┏━━

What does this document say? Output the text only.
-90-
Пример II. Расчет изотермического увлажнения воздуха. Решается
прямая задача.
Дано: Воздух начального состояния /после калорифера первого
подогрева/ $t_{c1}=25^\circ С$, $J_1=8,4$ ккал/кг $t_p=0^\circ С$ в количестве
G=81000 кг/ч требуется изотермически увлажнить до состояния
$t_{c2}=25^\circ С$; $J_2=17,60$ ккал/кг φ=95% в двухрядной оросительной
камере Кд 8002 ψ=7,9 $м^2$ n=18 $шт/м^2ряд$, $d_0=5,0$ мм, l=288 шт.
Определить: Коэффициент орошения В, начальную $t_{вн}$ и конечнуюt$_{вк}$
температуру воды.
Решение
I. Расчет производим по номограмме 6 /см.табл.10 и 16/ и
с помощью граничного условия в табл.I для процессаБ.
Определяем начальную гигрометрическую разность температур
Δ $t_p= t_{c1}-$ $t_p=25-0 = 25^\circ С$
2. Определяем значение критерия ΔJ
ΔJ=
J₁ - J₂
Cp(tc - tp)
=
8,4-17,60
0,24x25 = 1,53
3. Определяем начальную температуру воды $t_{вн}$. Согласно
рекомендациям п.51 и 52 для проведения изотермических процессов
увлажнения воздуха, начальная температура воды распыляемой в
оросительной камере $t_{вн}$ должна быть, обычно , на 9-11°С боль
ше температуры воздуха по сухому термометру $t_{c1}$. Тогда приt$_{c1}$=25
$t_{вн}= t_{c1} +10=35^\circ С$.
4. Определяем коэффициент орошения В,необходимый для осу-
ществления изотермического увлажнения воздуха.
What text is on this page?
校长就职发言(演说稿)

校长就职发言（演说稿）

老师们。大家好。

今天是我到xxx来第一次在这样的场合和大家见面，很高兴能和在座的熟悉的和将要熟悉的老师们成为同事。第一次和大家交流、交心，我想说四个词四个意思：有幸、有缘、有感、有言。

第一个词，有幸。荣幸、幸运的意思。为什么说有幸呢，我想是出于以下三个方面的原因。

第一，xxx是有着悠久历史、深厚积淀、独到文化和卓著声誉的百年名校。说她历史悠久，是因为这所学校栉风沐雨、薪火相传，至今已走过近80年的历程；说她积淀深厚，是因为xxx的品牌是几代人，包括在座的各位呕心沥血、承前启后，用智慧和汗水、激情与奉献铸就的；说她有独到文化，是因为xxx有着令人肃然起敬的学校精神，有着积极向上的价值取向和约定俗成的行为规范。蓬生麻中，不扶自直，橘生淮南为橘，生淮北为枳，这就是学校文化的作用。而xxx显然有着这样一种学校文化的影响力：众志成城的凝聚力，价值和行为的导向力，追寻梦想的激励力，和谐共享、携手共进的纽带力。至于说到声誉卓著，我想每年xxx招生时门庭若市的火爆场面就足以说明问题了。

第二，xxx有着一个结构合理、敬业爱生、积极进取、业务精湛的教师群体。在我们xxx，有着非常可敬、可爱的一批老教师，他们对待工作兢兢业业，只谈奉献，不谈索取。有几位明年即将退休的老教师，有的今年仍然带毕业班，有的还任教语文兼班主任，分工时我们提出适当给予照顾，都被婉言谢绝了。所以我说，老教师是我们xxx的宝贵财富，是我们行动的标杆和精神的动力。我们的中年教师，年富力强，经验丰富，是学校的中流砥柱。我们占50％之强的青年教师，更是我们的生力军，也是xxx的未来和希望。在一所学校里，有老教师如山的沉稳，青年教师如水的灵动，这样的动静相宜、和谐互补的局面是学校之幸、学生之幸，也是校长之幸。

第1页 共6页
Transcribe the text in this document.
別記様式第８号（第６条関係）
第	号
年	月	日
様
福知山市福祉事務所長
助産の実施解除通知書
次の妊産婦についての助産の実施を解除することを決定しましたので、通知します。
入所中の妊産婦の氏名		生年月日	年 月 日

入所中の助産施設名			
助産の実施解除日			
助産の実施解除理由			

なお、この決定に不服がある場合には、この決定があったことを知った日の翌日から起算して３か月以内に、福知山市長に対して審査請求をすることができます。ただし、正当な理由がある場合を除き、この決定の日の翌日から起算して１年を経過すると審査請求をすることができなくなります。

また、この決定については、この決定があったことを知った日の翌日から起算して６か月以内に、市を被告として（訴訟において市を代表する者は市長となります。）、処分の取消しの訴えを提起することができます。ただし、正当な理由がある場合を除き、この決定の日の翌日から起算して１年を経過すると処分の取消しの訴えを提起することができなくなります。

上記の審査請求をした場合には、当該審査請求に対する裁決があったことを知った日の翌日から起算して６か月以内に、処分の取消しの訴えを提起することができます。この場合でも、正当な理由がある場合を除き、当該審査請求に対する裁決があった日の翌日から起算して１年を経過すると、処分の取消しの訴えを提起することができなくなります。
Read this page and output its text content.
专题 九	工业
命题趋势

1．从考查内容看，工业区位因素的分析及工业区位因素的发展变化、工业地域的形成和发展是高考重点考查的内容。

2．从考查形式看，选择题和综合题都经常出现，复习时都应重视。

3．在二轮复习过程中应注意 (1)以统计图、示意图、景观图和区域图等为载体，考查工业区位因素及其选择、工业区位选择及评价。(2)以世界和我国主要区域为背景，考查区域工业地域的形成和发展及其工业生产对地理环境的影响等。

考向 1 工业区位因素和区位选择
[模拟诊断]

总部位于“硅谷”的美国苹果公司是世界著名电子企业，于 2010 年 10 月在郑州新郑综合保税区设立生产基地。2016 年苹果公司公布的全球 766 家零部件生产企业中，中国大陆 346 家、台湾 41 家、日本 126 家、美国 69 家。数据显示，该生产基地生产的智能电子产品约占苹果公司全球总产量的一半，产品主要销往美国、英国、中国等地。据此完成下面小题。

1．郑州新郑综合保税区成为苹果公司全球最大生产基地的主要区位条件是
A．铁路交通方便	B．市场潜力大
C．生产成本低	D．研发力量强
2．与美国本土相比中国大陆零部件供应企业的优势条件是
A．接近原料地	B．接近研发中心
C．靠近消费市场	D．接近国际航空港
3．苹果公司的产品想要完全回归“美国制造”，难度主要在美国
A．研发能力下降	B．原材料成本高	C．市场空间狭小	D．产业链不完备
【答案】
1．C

┗━━

▶ _Task requirements_: Take the line in which "Transcribe the text in this document." occurs and each subsequent line through the end; give these lines again without alteration.

▶ _Response_:
Transcribe the text in this document.
別記様式第８号（第６条関係）
第	号
年	月	日
様
福知山市福祉事務所長
助産の実施解除通知書
次の妊産婦についての助産の実施を解除することを決定しましたので、通知します。
入所中の妊産婦の氏名		生年月日	年 月 日

入所中の助産施設名			
助産の実施解除日			
助産の実施解除理由			

なお、この決定に不服がある場合には、この決定があったことを知った日の翌日から起算して３か月以内に、福知山市長に対して審査請求をすることができます。ただし、正当な理由がある場合を除き、この決定の日の翌日から起算して１年を経過すると審査請求をすることができなくなります。

また、この決定については、この決定があったことを知った日の翌日から起算して６か月以内に、市を被告として（訴訟において市を代表する者は市長となります。）、処分の取消しの訴えを提起することができます。ただし、正当な理由がある場合を除き、この決定の日の翌日から起算して１年を経過すると処分の取消しの訴えを提起することができなくなります。

上記の審査請求をした場合には、当該審査請求に対する裁決があったことを知った日の翌日から起算して６か月以内に、処分の取消しの訴えを提起することができます。この場合でも、正当な理由がある場合を除き、当該審査請求に対する裁決があった日の翌日から起算して１年を経過すると、処分の取消しの訴えを提起することができなくなります。
Read this page and output its text content.
专题 九	工业
命题趋势

1．从考查内容看，工业区位因素的分析及工业区位因素的发展变化、工业地域的形成和发展是高考重点考查的内容。

2．从考查形式看，选择题和综合题都经常出现，复习时都应重视。

3．在二轮复习过程中应注意 (1)以统计图、示意图、景观图和区域图等为载体，考查工业区位因素及其选择、工业区位选择及评价。(2)以世界和我国主要区域为背景，考查区域工业地域的形成和发展及其工业生产对地理环境的影响等。

考向 1 工业区位因素和区位选择
[模拟诊断]

总部位于“硅谷”的美国苹果公司是世界著名电子企业，于 2010 年 10 月在郑州新郑综合保税区设立生产基地。2016 年苹果公司公布的全球 766 家零部件生产企业中，中国大陆 346 家、台湾 41 家、日本 126 家、美国 69 家。数据显示，该生产基地生产的智能电子产品约占苹果公司全球总产量的一半，产品主要销往美国、英国、中国等地。据此完成下面小题。

1．郑州新郑综合保税区成为苹果公司全球最大生产基地的主要区位条件是
A．铁路交通方便	B．市场潜力大
C．生产成本低	D．研发力量强
2．与美国本土相比中国大陆零部件供应企业的优势条件是
A．接近原料地	B．接近研发中心
C．靠近消费市场	D．接近国际航空港
3．苹果公司的产品想要完全回归“美国制造”，难度主要在美国
A．研发能力下降	B．原材料成本高	C．市场空间狭小	D．产业链不完备
【答案】
1．C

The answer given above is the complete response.